**GIVEN REQUEST**:
Retype each line of the material exactly, please, skipping any picture in it.

[Source records]
↓↓↓

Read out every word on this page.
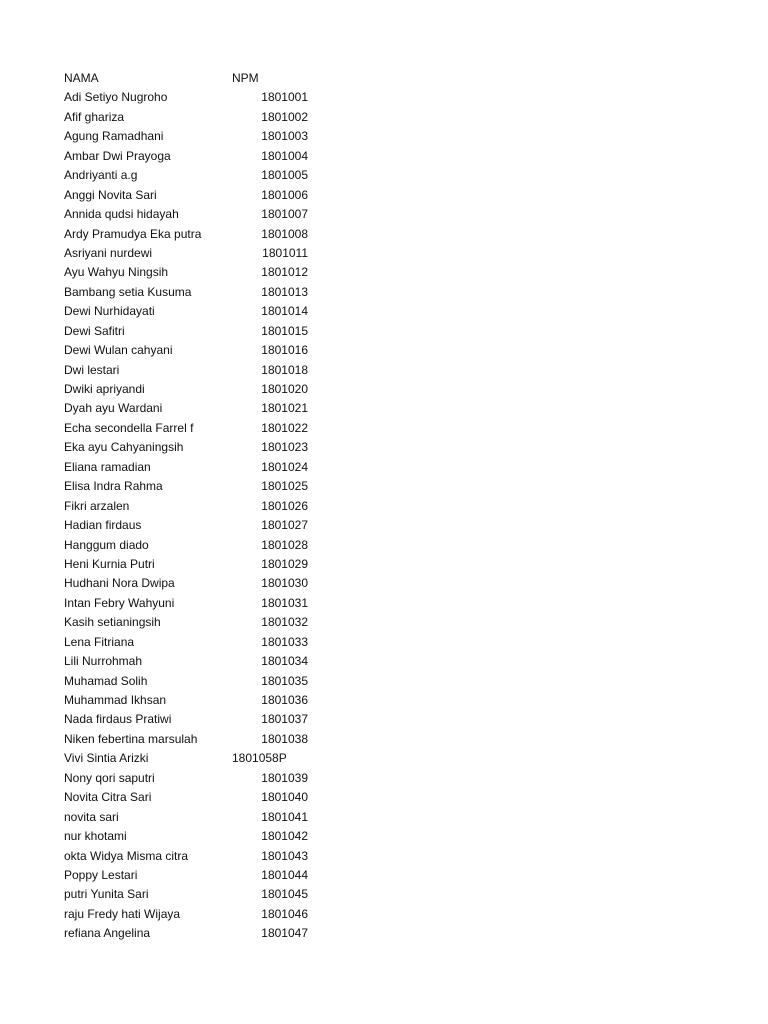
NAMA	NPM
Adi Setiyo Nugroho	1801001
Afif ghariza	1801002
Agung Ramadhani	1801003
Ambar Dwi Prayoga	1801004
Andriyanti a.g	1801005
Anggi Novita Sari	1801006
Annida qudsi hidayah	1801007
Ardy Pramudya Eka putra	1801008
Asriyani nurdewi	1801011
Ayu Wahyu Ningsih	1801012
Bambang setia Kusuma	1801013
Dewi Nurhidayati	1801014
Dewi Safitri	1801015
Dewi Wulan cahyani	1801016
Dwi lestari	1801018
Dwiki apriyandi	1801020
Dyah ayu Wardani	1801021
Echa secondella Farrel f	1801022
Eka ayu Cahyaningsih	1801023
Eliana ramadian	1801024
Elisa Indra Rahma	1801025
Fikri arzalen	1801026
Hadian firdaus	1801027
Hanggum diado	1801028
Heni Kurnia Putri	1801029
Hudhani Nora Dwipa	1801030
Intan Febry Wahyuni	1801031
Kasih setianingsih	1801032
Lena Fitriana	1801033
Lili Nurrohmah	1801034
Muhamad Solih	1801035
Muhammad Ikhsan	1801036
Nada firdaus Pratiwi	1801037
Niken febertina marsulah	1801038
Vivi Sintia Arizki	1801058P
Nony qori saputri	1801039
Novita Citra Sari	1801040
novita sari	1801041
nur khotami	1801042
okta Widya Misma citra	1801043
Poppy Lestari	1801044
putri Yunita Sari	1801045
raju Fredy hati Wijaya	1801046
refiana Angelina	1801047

↑↑↑

**OUTPUT**:
Read out every word on this page.
NAMA	NPM
Adi Setiyo Nugroho	1801001
Afif ghariza	1801002
Agung Ramadhani	1801003
Ambar Dwi Prayoga	1801004
Andriyanti a.g	1801005
Anggi Novita Sari	1801006
Annida qudsi hidayah	1801007
Ardy Pramudya Eka putra	1801008
Asriyani nurdewi	1801011
Ayu Wahyu Ningsih	1801012
Bambang setia Kusuma	1801013
Dewi Nurhidayati	1801014
Dewi Safitri	1801015
Dewi Wulan cahyani	1801016
Dwi lestari	1801018
Dwiki apriyandi	1801020
Dyah ayu Wardani	1801021
Echa secondella Farrel f	1801022
Eka ayu Cahyaningsih	1801023
Eliana ramadian	1801024
Elisa Indra Rahma	1801025
Fikri arzalen	1801026
Hadian firdaus	1801027
Hanggum diado	1801028
Heni Kurnia Putri	1801029
Hudhani Nora Dwipa	1801030
Intan Febry Wahyuni	1801031
Kasih setianingsih	1801032
Lena Fitriana	1801033
Lili Nurrohmah	1801034
Muhamad Solih	1801035
Muhammad Ikhsan	1801036
Nada firdaus Pratiwi	1801037
Niken febertina marsulah	1801038
Vivi Sintia Arizki	1801058P
Nony qori saputri	1801039
Novita Citra Sari	1801040
novita sari	1801041
nur khotami	1801042
okta Widya Misma citra	1801043
Poppy Lestari	1801044
putri Yunita Sari	1801045
raju Fredy hati Wijaya	1801046
refiana Angelina	1801047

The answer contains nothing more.